▸ **Set exercise**
Report how many lines contain "suffix". Give the number and nothing else.

▸ **Data for this exercise**
# # # #

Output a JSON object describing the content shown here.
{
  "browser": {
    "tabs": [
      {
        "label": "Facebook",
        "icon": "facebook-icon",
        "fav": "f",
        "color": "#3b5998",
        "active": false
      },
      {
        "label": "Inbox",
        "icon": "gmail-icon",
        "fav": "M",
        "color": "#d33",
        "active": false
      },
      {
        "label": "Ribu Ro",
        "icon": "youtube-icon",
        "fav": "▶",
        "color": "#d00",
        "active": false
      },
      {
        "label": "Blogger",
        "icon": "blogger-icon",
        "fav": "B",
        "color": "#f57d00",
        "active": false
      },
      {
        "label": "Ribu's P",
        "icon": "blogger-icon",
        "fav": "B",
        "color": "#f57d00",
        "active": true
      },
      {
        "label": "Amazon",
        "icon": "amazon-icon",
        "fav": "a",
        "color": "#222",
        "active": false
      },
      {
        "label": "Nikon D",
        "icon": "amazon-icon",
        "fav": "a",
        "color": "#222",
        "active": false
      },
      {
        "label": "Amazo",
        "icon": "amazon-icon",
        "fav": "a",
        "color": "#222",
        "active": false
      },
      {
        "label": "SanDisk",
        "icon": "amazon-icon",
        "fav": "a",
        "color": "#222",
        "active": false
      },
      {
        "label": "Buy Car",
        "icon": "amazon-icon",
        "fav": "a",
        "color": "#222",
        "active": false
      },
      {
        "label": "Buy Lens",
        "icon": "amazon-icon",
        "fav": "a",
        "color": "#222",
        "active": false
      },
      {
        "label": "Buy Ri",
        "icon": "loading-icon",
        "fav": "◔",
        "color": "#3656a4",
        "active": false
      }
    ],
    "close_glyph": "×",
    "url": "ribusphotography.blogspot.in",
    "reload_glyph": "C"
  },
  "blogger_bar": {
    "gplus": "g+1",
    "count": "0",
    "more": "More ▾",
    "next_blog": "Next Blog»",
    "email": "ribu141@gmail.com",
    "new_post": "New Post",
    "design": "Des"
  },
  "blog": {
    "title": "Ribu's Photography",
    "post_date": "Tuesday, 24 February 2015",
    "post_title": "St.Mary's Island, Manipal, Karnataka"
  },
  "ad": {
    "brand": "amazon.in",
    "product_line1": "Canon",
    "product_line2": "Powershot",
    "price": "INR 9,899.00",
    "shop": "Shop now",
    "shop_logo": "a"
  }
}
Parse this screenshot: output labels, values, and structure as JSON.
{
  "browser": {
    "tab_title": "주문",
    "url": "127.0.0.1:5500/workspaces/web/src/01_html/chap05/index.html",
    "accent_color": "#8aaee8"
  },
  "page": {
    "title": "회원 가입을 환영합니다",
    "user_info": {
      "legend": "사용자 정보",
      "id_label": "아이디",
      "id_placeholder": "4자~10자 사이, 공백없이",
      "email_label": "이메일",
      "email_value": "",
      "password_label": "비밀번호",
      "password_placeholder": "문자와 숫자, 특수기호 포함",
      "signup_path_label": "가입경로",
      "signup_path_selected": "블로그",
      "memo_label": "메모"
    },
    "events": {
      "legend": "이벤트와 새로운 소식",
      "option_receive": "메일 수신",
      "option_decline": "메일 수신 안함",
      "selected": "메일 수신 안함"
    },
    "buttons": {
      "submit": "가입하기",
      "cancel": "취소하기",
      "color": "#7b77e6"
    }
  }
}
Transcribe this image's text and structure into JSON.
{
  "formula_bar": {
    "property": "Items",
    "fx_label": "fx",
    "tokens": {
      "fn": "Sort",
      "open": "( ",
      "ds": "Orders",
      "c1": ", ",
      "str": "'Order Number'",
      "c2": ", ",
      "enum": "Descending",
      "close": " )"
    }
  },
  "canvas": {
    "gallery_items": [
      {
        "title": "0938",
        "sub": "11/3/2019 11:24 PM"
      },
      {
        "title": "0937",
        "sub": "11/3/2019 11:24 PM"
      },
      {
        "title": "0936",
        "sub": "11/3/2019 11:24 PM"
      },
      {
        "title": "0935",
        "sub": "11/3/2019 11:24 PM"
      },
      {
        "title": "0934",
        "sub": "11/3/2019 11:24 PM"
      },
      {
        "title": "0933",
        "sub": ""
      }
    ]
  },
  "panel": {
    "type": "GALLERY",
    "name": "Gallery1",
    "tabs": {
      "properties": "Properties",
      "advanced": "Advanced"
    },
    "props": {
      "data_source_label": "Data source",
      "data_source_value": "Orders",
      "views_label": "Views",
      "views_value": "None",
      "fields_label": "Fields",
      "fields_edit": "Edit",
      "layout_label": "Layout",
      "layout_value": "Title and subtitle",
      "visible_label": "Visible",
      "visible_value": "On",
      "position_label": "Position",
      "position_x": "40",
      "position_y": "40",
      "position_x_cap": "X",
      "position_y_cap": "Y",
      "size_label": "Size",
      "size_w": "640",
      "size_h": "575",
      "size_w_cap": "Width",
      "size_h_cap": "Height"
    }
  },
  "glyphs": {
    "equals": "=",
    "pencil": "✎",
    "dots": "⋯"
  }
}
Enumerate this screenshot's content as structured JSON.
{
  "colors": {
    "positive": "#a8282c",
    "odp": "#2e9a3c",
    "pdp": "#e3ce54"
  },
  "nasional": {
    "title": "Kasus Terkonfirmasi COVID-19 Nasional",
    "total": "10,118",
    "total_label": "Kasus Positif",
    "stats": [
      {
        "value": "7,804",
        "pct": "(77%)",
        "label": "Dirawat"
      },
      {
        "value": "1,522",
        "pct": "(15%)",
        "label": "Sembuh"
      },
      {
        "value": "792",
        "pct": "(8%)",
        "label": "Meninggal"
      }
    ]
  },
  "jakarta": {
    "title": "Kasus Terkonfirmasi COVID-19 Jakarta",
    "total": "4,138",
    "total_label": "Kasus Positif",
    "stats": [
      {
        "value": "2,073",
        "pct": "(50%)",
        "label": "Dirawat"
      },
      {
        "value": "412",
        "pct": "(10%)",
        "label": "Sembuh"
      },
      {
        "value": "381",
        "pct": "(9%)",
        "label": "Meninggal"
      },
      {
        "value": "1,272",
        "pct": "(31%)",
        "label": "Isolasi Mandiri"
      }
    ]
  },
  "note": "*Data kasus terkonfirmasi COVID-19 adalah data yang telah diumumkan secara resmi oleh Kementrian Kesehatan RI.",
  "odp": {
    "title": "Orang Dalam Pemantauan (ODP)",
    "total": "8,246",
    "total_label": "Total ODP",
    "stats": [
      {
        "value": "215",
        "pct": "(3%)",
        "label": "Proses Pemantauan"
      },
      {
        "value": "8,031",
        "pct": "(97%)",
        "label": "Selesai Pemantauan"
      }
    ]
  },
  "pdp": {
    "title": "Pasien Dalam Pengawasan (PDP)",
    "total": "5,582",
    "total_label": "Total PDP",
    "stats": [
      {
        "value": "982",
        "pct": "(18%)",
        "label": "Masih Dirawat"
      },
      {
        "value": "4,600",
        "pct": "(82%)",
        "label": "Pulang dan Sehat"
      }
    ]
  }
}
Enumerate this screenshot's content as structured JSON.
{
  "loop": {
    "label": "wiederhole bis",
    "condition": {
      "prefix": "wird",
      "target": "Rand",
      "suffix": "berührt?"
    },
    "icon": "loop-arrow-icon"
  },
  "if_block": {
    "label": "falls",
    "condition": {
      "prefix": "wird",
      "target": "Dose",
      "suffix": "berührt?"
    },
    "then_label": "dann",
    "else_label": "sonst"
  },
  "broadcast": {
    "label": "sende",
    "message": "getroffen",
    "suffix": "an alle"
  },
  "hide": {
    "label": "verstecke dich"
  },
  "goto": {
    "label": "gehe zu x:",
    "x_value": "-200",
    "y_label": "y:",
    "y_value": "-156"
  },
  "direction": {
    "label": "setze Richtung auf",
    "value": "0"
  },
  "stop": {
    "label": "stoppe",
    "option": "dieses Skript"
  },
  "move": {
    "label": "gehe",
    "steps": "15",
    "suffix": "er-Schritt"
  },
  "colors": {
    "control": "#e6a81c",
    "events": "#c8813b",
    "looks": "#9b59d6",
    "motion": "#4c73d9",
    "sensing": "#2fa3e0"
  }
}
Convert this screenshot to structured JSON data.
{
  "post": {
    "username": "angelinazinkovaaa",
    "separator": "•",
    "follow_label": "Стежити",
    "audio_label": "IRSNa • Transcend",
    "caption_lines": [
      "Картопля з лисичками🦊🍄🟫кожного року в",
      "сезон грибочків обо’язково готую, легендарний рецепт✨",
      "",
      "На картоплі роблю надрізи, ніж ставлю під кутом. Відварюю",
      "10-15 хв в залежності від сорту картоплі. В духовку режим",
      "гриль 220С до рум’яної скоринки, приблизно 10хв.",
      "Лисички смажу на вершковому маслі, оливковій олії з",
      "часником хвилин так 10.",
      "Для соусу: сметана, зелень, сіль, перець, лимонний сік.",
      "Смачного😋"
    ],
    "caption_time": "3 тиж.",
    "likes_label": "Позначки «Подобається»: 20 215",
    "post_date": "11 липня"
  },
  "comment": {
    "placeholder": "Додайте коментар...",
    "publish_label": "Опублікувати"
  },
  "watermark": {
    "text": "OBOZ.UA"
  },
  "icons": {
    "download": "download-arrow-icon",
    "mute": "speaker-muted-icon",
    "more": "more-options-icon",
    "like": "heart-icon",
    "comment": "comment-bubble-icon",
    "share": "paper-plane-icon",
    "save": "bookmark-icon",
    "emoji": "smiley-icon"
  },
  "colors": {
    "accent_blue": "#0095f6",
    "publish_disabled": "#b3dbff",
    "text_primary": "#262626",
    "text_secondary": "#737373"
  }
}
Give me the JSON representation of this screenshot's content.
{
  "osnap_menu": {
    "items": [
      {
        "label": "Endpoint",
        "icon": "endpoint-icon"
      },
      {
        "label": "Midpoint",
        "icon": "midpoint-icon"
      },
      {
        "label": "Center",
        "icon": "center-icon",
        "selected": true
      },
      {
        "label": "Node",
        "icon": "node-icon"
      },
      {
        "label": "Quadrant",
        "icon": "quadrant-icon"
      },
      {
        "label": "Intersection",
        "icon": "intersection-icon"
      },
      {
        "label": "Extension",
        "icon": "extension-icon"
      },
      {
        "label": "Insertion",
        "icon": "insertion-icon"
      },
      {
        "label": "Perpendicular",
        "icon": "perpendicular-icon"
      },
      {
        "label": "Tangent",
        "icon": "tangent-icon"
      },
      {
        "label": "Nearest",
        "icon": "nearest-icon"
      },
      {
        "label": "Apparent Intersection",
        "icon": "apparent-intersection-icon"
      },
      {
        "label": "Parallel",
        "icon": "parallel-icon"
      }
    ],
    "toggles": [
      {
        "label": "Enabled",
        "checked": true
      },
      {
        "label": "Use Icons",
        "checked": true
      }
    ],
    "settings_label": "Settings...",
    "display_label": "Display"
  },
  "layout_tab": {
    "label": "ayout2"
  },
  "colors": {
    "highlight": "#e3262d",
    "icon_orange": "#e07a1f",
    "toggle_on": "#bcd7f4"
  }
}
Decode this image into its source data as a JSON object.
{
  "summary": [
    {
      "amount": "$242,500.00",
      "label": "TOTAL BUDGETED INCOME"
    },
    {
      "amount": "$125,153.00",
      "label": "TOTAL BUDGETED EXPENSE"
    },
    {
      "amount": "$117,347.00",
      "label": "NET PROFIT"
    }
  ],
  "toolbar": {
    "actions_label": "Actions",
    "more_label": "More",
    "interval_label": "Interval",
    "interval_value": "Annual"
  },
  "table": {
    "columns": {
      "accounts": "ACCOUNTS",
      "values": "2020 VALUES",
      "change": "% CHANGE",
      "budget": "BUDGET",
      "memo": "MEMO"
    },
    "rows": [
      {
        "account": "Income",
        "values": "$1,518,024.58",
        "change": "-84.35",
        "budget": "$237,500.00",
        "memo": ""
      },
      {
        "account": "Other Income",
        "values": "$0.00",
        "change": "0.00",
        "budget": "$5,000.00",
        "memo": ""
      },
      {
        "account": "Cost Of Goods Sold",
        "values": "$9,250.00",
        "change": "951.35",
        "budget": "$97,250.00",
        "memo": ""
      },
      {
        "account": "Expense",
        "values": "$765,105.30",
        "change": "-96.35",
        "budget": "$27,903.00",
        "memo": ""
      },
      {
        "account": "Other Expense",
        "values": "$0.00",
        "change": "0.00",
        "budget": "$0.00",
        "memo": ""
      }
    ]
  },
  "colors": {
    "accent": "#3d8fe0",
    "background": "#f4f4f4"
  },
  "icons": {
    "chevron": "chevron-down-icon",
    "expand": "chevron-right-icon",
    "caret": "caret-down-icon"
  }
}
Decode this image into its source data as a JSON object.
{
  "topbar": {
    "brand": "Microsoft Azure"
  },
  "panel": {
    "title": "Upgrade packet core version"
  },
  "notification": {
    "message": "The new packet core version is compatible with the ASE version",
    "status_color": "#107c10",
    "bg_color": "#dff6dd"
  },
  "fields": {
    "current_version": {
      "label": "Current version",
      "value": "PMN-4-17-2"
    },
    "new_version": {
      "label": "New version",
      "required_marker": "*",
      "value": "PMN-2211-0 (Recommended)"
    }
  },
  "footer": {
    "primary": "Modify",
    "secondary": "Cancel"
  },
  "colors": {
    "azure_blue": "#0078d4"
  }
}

# # # #

▸ **Worked answer**
4